**INSTRUCTION**
Collect each line holding the string "programming".

Dataset records

◇ ◇ ◇

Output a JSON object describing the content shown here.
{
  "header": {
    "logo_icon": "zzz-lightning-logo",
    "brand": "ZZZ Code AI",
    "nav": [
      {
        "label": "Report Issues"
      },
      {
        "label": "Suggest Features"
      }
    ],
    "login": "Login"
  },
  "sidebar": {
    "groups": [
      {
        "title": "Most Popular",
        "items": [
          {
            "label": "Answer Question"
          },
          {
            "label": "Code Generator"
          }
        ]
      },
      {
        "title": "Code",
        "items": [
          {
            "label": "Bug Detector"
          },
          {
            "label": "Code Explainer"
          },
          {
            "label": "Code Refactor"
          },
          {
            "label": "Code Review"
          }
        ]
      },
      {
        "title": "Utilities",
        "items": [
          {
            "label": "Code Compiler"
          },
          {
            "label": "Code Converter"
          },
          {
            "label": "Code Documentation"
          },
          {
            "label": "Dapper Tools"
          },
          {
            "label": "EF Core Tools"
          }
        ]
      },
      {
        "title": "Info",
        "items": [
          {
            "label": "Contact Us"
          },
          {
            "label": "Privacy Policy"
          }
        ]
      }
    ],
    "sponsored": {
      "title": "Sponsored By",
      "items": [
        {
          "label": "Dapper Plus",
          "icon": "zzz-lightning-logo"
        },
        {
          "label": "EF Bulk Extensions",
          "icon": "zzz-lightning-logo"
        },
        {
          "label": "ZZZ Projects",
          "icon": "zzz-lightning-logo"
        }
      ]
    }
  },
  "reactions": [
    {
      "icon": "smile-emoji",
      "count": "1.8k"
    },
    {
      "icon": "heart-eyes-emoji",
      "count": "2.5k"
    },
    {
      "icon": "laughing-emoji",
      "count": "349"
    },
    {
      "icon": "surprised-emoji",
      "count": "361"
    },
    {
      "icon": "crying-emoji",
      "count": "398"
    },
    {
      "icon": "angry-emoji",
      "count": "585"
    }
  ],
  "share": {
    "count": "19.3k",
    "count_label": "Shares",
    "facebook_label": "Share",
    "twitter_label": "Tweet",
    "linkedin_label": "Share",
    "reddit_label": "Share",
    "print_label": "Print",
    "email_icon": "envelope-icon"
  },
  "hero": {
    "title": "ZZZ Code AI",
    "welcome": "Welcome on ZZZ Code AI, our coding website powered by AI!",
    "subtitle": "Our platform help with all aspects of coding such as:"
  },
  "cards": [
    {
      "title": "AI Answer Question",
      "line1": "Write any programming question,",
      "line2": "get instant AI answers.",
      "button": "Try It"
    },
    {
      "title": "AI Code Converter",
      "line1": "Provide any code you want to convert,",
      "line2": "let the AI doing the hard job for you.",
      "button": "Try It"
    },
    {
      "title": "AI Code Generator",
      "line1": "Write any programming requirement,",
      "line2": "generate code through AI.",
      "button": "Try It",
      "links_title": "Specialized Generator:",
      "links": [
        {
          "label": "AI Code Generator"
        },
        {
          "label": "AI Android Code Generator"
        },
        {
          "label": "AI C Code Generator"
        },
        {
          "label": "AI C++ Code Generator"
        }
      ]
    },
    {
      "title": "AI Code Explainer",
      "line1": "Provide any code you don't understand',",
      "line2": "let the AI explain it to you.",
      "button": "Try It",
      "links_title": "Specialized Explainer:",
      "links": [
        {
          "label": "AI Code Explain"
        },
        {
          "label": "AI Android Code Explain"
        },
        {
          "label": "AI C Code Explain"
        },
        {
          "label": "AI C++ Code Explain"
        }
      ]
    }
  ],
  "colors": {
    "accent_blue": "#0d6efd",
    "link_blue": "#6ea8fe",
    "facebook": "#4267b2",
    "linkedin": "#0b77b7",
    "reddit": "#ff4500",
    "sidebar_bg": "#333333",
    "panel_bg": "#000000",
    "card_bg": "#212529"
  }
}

◇ ◇ ◇

**ANSWER**
      "line1": "Write any programming question,",
      "line1": "Write any programming requirement,",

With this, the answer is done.